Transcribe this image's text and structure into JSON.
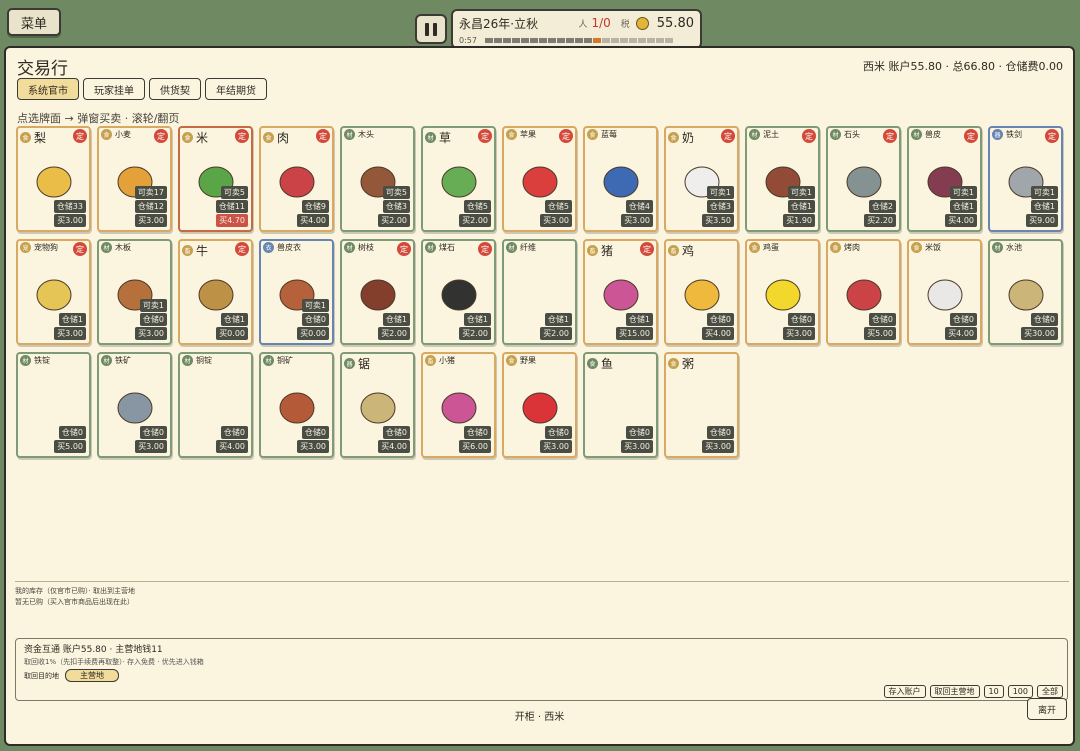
{
  "menu": {
    "label": "菜单"
  },
  "status": {
    "date": "永昌26年·立秋",
    "pop_label": "人",
    "pop": "1/0",
    "tax_label": "税",
    "money": "55.80",
    "time": "0:57"
  },
  "panel": {
    "title": "交易行",
    "account": "西米  账户55.80 · 总66.80 · 仓储费0.00",
    "hint": "点选牌面 → 弹窗买卖 · 滚轮/翻页",
    "tabs": [
      {
        "label": "系统官市"
      },
      {
        "label": "玩家挂单"
      },
      {
        "label": "供货契"
      },
      {
        "label": "年结期货"
      }
    ]
  },
  "items": [
    {
      "name": "梨",
      "big": true,
      "border": "orange",
      "badge": "食",
      "fixed": "定",
      "sell": "",
      "stock": "仓储33",
      "buy": "买3.00",
      "icon": "pear-icon",
      "color": "#e9b93c"
    },
    {
      "name": "小麦",
      "big": false,
      "border": "orange",
      "badge": "食",
      "fixed": "定",
      "sell": "可卖17",
      "stock": "仓储12",
      "buy": "买3.00",
      "icon": "wheat-icon",
      "color": "#e39a2b"
    },
    {
      "name": "米",
      "big": true,
      "border": "red",
      "badge": "食",
      "fixed": "定",
      "sell": "可卖5",
      "stock": "仓储11",
      "buy": "买4.70",
      "buy_red": true,
      "icon": "rice-icon",
      "color": "#4e9f3d"
    },
    {
      "name": "肉",
      "big": true,
      "border": "orange",
      "badge": "食",
      "fixed": "定",
      "sell": "",
      "stock": "仓储9",
      "buy": "买4.00",
      "icon": "meat-icon",
      "color": "#c8343a"
    },
    {
      "name": "木头",
      "big": false,
      "border": "green",
      "badge": "材",
      "fixed": "",
      "sell": "可卖5",
      "stock": "仓储3",
      "buy": "买2.00",
      "icon": "wood-icon",
      "color": "#8b4a2b"
    },
    {
      "name": "草",
      "big": true,
      "border": "green",
      "badge": "材",
      "fixed": "定",
      "sell": "",
      "stock": "仓储5",
      "buy": "买2.00",
      "icon": "grass-icon",
      "color": "#5aa84a"
    },
    {
      "name": "苹果",
      "big": false,
      "border": "orange",
      "badge": "食",
      "fixed": "定",
      "sell": "",
      "stock": "仓储5",
      "buy": "买3.00",
      "icon": "apple-icon",
      "color": "#d83030"
    },
    {
      "name": "蓝莓",
      "big": false,
      "border": "orange",
      "badge": "食",
      "fixed": "",
      "sell": "",
      "stock": "仓储4",
      "buy": "买3.00",
      "icon": "blueberry-icon",
      "color": "#2f5fb0"
    },
    {
      "name": "奶",
      "big": true,
      "border": "orange",
      "badge": "食",
      "fixed": "定",
      "sell": "可卖1",
      "stock": "仓储3",
      "buy": "买3.50",
      "icon": "milk-icon",
      "color": "#eeeeee"
    },
    {
      "name": "泥土",
      "big": false,
      "border": "green",
      "badge": "材",
      "fixed": "定",
      "sell": "可卖1",
      "stock": "仓储1",
      "buy": "买1.90",
      "icon": "dirt-icon",
      "color": "#8a3d28"
    },
    {
      "name": "石头",
      "big": false,
      "border": "green",
      "badge": "材",
      "fixed": "定",
      "sell": "",
      "stock": "仓储2",
      "buy": "买2.20",
      "icon": "stone-icon",
      "color": "#7b8a8c"
    },
    {
      "name": "兽皮",
      "big": false,
      "border": "green",
      "badge": "材",
      "fixed": "定",
      "sell": "可卖1",
      "stock": "仓储1",
      "buy": "买4.00",
      "icon": "hide-icon",
      "color": "#7a2e44"
    },
    {
      "name": "铁剑",
      "big": false,
      "border": "blue",
      "badge": "器",
      "fixed": "定",
      "sell": "可卖1",
      "stock": "仓储1",
      "buy": "买9.00",
      "icon": "sword-icon",
      "color": "#9aa0a6"
    },
    {
      "name": "宠物狗",
      "big": false,
      "border": "orange",
      "badge": "宠",
      "fixed": "定",
      "sell": "",
      "stock": "仓储1",
      "buy": "买3.00",
      "icon": "dog-icon",
      "color": "#e3c24a"
    },
    {
      "name": "木板",
      "big": false,
      "border": "green",
      "badge": "材",
      "fixed": "",
      "sell": "可卖1",
      "stock": "仓储0",
      "buy": "买3.00",
      "icon": "plank-icon",
      "color": "#b0652e"
    },
    {
      "name": "牛",
      "big": true,
      "border": "orange",
      "badge": "畜",
      "fixed": "定",
      "sell": "",
      "stock": "仓储1",
      "buy": "买0.00",
      "icon": "cow-icon",
      "color": "#b98a3a"
    },
    {
      "name": "兽皮衣",
      "big": false,
      "border": "blue",
      "badge": "衣",
      "fixed": "",
      "sell": "可卖1",
      "stock": "仓储0",
      "buy": "买0.00",
      "icon": "leather-coat-icon",
      "color": "#b0552e"
    },
    {
      "name": "树枝",
      "big": false,
      "border": "green",
      "badge": "材",
      "fixed": "定",
      "sell": "",
      "stock": "仓储1",
      "buy": "买2.00",
      "icon": "branch-icon",
      "color": "#7a2f1d"
    },
    {
      "name": "煤石",
      "big": false,
      "border": "green",
      "badge": "材",
      "fixed": "定",
      "sell": "",
      "stock": "仓储1",
      "buy": "买2.00",
      "icon": "coal-icon",
      "color": "#222222"
    },
    {
      "name": "纤维",
      "big": false,
      "border": "green",
      "badge": "材",
      "fixed": "",
      "sell": "",
      "stock": "仓储1",
      "buy": "买2.00",
      "icon": "fiber-icon",
      "color": ""
    },
    {
      "name": "猪",
      "big": true,
      "border": "orange",
      "badge": "畜",
      "fixed": "定",
      "sell": "",
      "stock": "仓储1",
      "buy": "买15.00",
      "icon": "pig-icon",
      "color": "#c9498f"
    },
    {
      "name": "鸡",
      "big": true,
      "border": "orange",
      "badge": "畜",
      "fixed": "",
      "sell": "",
      "stock": "仓储0",
      "buy": "买4.00",
      "icon": "chicken-icon",
      "color": "#efb530"
    },
    {
      "name": "鸡蛋",
      "big": false,
      "border": "orange",
      "badge": "食",
      "fixed": "",
      "sell": "",
      "stock": "仓储0",
      "buy": "买3.00",
      "icon": "egg-icon",
      "color": "#f2d61e"
    },
    {
      "name": "烤肉",
      "big": false,
      "border": "orange",
      "badge": "食",
      "fixed": "",
      "sell": "",
      "stock": "仓储0",
      "buy": "买5.00",
      "icon": "kebab-icon",
      "color": "#c8343a"
    },
    {
      "name": "米饭",
      "big": false,
      "border": "orange",
      "badge": "食",
      "fixed": "",
      "sell": "",
      "stock": "仓储0",
      "buy": "买4.00",
      "icon": "rice-bowl-icon",
      "color": "#e8e8e8"
    },
    {
      "name": "水池",
      "big": false,
      "border": "green",
      "badge": "材",
      "fixed": "",
      "sell": "",
      "stock": "仓储0",
      "buy": "买30.00",
      "icon": "pool-icon",
      "color": "#c8b070"
    },
    {
      "name": "铁锭",
      "big": false,
      "border": "green",
      "badge": "材",
      "fixed": "",
      "sell": "",
      "stock": "仓储0",
      "buy": "买5.00",
      "icon": "iron-ingot-icon",
      "color": ""
    },
    {
      "name": "铁矿",
      "big": false,
      "border": "green",
      "badge": "材",
      "fixed": "",
      "sell": "",
      "stock": "仓储0",
      "buy": "买3.00",
      "icon": "iron-ore-icon",
      "color": "#7f8fa0"
    },
    {
      "name": "铜锭",
      "big": false,
      "border": "green",
      "badge": "材",
      "fixed": "",
      "sell": "",
      "stock": "仓储0",
      "buy": "买4.00",
      "icon": "copper-ingot-icon",
      "color": ""
    },
    {
      "name": "铜矿",
      "big": false,
      "border": "green",
      "badge": "材",
      "fixed": "",
      "sell": "",
      "stock": "仓储0",
      "buy": "买3.00",
      "icon": "copper-ore-icon",
      "color": "#b04e2a"
    },
    {
      "name": "锯",
      "big": true,
      "border": "green",
      "badge": "器",
      "fixed": "",
      "sell": "",
      "stock": "仓储0",
      "buy": "买4.00",
      "icon": "saw-icon",
      "color": "#c8b070"
    },
    {
      "name": "小猪",
      "big": false,
      "border": "orange",
      "badge": "畜",
      "fixed": "",
      "sell": "",
      "stock": "仓储0",
      "buy": "买6.00",
      "icon": "piglet-icon",
      "color": "#c9498f"
    },
    {
      "name": "野果",
      "big": false,
      "border": "orange",
      "badge": "食",
      "fixed": "",
      "sell": "",
      "stock": "仓储0",
      "buy": "买3.00",
      "icon": "cherry-icon",
      "color": "#d8242c"
    },
    {
      "name": "鱼",
      "big": true,
      "border": "green",
      "badge": "食",
      "fixed": "",
      "sell": "",
      "stock": "仓储0",
      "buy": "买3.00",
      "icon": "fish-icon",
      "color": ""
    },
    {
      "name": "粥",
      "big": true,
      "border": "orange",
      "badge": "食",
      "fixed": "",
      "sell": "",
      "stock": "仓储0",
      "buy": "买3.00",
      "icon": "porridge-icon",
      "color": ""
    }
  ],
  "inventory": {
    "line1": "我的库存（仅官市已购）· 取出到主营地",
    "line2": "暂无已购（买入官市商品后出现在此）"
  },
  "transfer": {
    "line1": "资金互通  账户55.80 · 主营地钱11",
    "line2": "取回收1%（先扣手续费再取整）· 存入免费 · 优先进入钱箱",
    "dest_label": "取回目的地",
    "dest": "主营地",
    "actions": [
      {
        "label": "存入账户"
      },
      {
        "label": "取回主营地"
      },
      {
        "label": "10"
      },
      {
        "label": "100"
      },
      {
        "label": "全部"
      }
    ]
  },
  "footer": {
    "text": "开柜 · 西米",
    "leave": "离开"
  }
}
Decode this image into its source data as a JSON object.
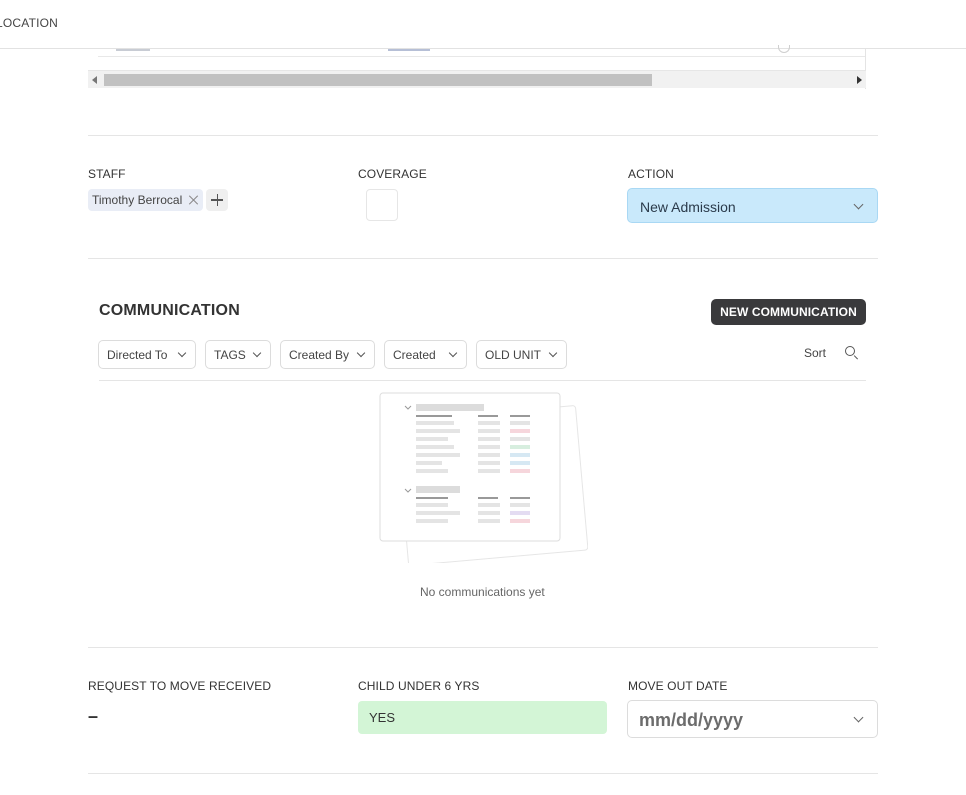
{
  "header": {
    "breadcrumb_text": "LOCATION"
  },
  "fields_row1": {
    "staff": {
      "label": "STAFF",
      "tags": [
        "Timothy Berrocal"
      ]
    },
    "coverage": {
      "label": "COVERAGE",
      "checked": false
    },
    "action": {
      "label": "ACTION",
      "value": "New Admission",
      "accent": "#c9e9fb"
    }
  },
  "communication": {
    "title": "COMMUNICATION",
    "new_button_label": "NEW COMMUNICATION",
    "filters": [
      "Directed To",
      "TAGS",
      "Created By",
      "Created",
      "OLD UNIT"
    ],
    "sort_label": "Sort",
    "empty_text": "No communications yet"
  },
  "fields_row2": {
    "request_to_move": {
      "label": "REQUEST TO MOVE RECEIVED",
      "value": "–"
    },
    "child_under_6": {
      "label": "CHILD UNDER 6 YRS",
      "value": "YES",
      "accent": "#d3f5d6"
    },
    "move_out_date": {
      "label": "MOVE OUT DATE",
      "placeholder": "mm/dd/yyyy"
    }
  },
  "icons": [
    "remove-tag-icon",
    "plus-icon",
    "chevron-down-icon",
    "search-icon",
    "scroll-left-arrow-icon",
    "scroll-right-arrow-icon",
    "empty-list-illustration"
  ]
}
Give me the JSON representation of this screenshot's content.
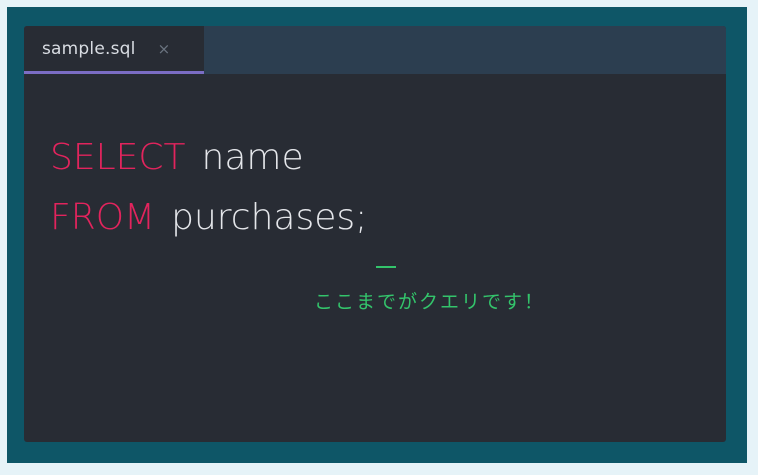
{
  "editor": {
    "tab": {
      "filename": "sample.sql",
      "close_glyph": "×"
    },
    "code": {
      "line1": {
        "keyword": "SELECT",
        "text": "name"
      },
      "line2": {
        "keyword": "FROM",
        "text": "purchases;"
      }
    },
    "annotation": "ここまでがクエリです！"
  },
  "colors": {
    "keyword": "#e2245d",
    "annotation": "#33c46b",
    "tab_accent": "#7b6dc4",
    "frame": "#0e5667"
  }
}
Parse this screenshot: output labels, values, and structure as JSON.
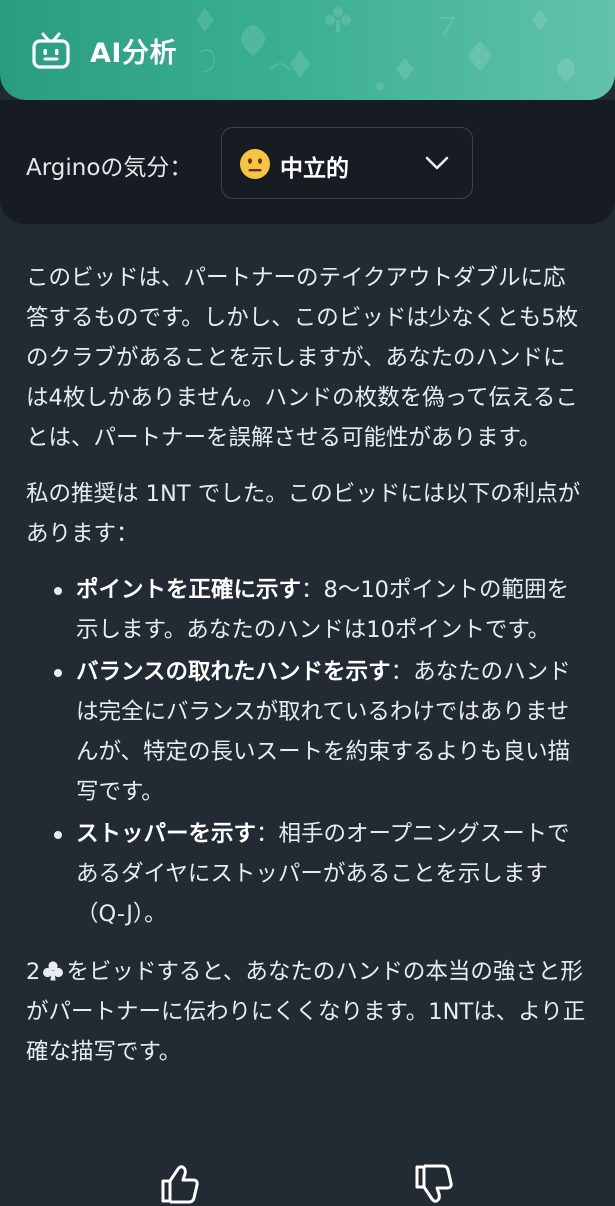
{
  "header": {
    "title": "AI分析",
    "icon": "robot-icon"
  },
  "mood": {
    "label": "Arginoの気分：",
    "selected_value": "中立的",
    "emoji_icon": "neutral-face-icon"
  },
  "content": {
    "paragraph1": "このビッドは、パートナーのテイクアウトダブルに応答するものです。しかし、このビッドは少なくとも5枚のクラブがあることを示しますが、あなたのハンドには4枚しかありません。ハンドの枚数を偽って伝えることは、パートナーを誤解させる可能性があります。",
    "paragraph2": "私の推奨は 1NT でした。このビッドには以下の利点があります：",
    "benefits": [
      {
        "title": "ポイントを正確に示す",
        "text": "：8〜10ポイントの範囲を示します。あなたのハンドは10ポイントです。"
      },
      {
        "title": "バランスの取れたハンドを示す",
        "text": "：あなたのハンドは完全にバランスが取れているわけではありませんが、特定の長いスートを約束するよりも良い描写です。"
      },
      {
        "title": "ストッパーを示す",
        "text": "：相手のオープニングスートであるダイヤにストッパーがあることを示します（Q-J）。"
      }
    ],
    "paragraph3_prefix": "2",
    "paragraph3_suit_icon": "club-suit-icon",
    "paragraph3_rest": "をビッドすると、あなたのハンドの本当の強さと形がパートナーに伝わりにくくなります。1NTは、より正確な描写です。"
  },
  "feedback": {
    "like_icon": "thumbs-up-icon",
    "dislike_icon": "thumbs-down-icon"
  },
  "colors": {
    "header_start": "#2a9c82",
    "header_end": "#62c2ad",
    "background": "#222a33",
    "panel": "#171c22",
    "text": "#e9ecef"
  }
}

───

Your instructions: Among the entries above, identify all lines with "image" and copy them.

Result of the task:
Transcribe this image's text and structure into JSON.
Decode this image into its source data as a JSON object.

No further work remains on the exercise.